**Direction**
Transcribe every entry word for word. Skip the pictures.

— start Material provided —

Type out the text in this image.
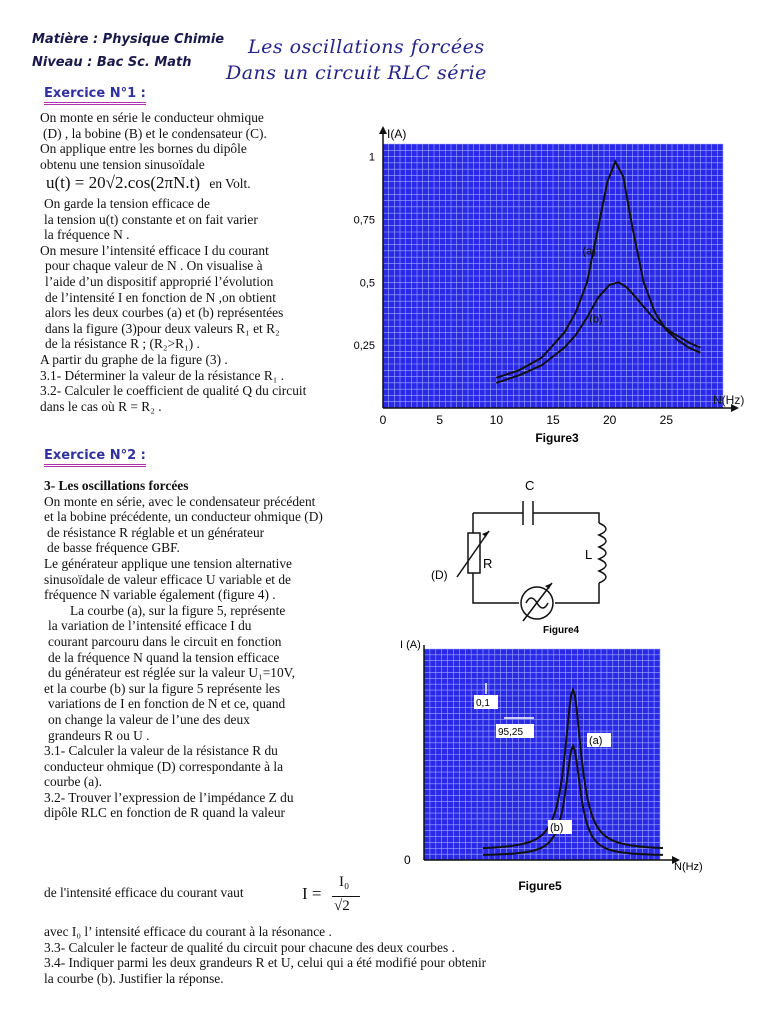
Matière : Physique Chimie
Niveau : Bac Sc. Math
Les oscillations forcées
Dans un circuit RLC série
Exercice N°1 :
On monte en série le conducteur ohmique
(D) , la bobine (B) et le condensateur (C).
On applique entre les bornes du dipôle
obtenu une tension sinusoïdale
u(t) = 20√2.cos(2πN.t) en Volt.
On garde la tension efficace de
la tension u(t) constante et on fait varier
la fréquence N .
On mesure l’intensité efficace I du courant
pour chaque valeur de N . On visualise à
l’aide d’un dispositif approprié l’évolution
de l’intensité I en fonction de N ,on obtient
alors les deux courbes (a) et (b) représentées
dans la figure (3)pour deux valeurs R₁ et R₂
de la résistance R ; (R₂>R₁) .
A partir du graphe de la figure (3) .
3.1- Déterminer la valeur de la résistance R₁ .
3.2- Calculer le coefficient de qualité Q du circuit
dans le cas où R = R₂ .
0	5	10	15	20	25
0,25
0,5
0,75
1
I(A)
N(Hz)
(a)
(b)
Figure3
Exercice N°2 :
3- Les oscillations forcées
On monte en série, avec le condensateur précédent
et la bobine précédente, un conducteur ohmique (D)
de résistance R réglable et un générateur
de basse fréquence GBF.
Le générateur applique une tension alternative
sinusoïdale de valeur efficace U variable et de
fréquence N variable également (figure 4) .
La courbe (a), sur la figure 5, représente
la variation de l’intensité efficace I du
courant parcouru dans le circuit en fonction
de la fréquence N quand la tension efficace
du générateur est réglée sur la valeur U₁=10V,
et la courbe (b) sur la figure 5 représente les
variations de I en fonction de N et ce, quand
on change la valeur de l’une des deux
grandeurs R ou U .
3.1- Calculer la valeur de la résistance R du
conducteur ohmique (D) correspondante à la
courbe (a).
3.2- Trouver l’expression de l’impédance Z du
dipôle RLC en fonction de R quand la valeur
de l'intensité efficace du courant vaut	I =
I₀
√2
avec I₀ l’ intensité efficace du courant à la résonance .
3.3- Calculer le facteur de qualité du circuit pour chacune des deux courbes .
3.4- Indiquer parmi les deux grandeurs R et U, celui qui a été modifié pour obtenir
la courbe (b). Justifier la réponse.
C
L
R
(D)
Figure4
I (A)
N(Hz)
0
0,1
95,25
(a)
(b)
Figure5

— end Material provided —

**Completed exercise**
Type out the text in this image.
Matière : Physique Chimie
Niveau : Bac Sc. Math
Les oscillations forcées
Dans un circuit RLC série
Exercice N°1 :
On monte en série le conducteur ohmique
(D) , la bobine (B) et le condensateur (C).
On applique entre les bornes du dipôle
obtenu une tension sinusoïdale
u(t) = 20√2.cos(2πN.t) en Volt.
On garde la tension efficace de
la tension u(t) constante et on fait varier
la fréquence N .
On mesure l’intensité efficace I du courant
pour chaque valeur de N . On visualise à
l’aide d’un dispositif approprié l’évolution
de l’intensité I en fonction de N ,on obtient
alors les deux courbes (a) et (b) représentées
dans la figure (3)pour deux valeurs R₁ et R₂
de la résistance R ; (R₂>R₁) .
A partir du graphe de la figure (3) .
3.1- Déterminer la valeur de la résistance R₁ .
3.2- Calculer le coefficient de qualité Q du circuit
dans le cas où R = R₂ .
0	5	10	15	20	25
0,25
0,5
0,75
1
I(A)
N(Hz)
(a)
(b)
Figure3
Exercice N°2 :
3- Les oscillations forcées
On monte en série, avec le condensateur précédent
et la bobine précédente, un conducteur ohmique (D)
de résistance R réglable et un générateur
de basse fréquence GBF.
Le générateur applique une tension alternative
sinusoïdale de valeur efficace U variable et de
fréquence N variable également (figure 4) .
La courbe (a), sur la figure 5, représente
la variation de l’intensité efficace I du
courant parcouru dans le circuit en fonction
de la fréquence N quand la tension efficace
du générateur est réglée sur la valeur U₁=10V,
et la courbe (b) sur la figure 5 représente les
variations de I en fonction de N et ce, quand
on change la valeur de l’une des deux
grandeurs R ou U .
3.1- Calculer la valeur de la résistance R du
conducteur ohmique (D) correspondante à la
courbe (a).
3.2- Trouver l’expression de l’impédance Z du
dipôle RLC en fonction de R quand la valeur
de l'intensité efficace du courant vaut	I =
I₀
√2
avec I₀ l’ intensité efficace du courant à la résonance .
3.3- Calculer le facteur de qualité du circuit pour chacune des deux courbes .
3.4- Indiquer parmi les deux grandeurs R et U, celui qui a été modifié pour obtenir
la courbe (b). Justifier la réponse.
C
L
R
(D)
Figure4
I (A)
N(Hz)
0
0,1
95,25
(a)
(b)
Figure5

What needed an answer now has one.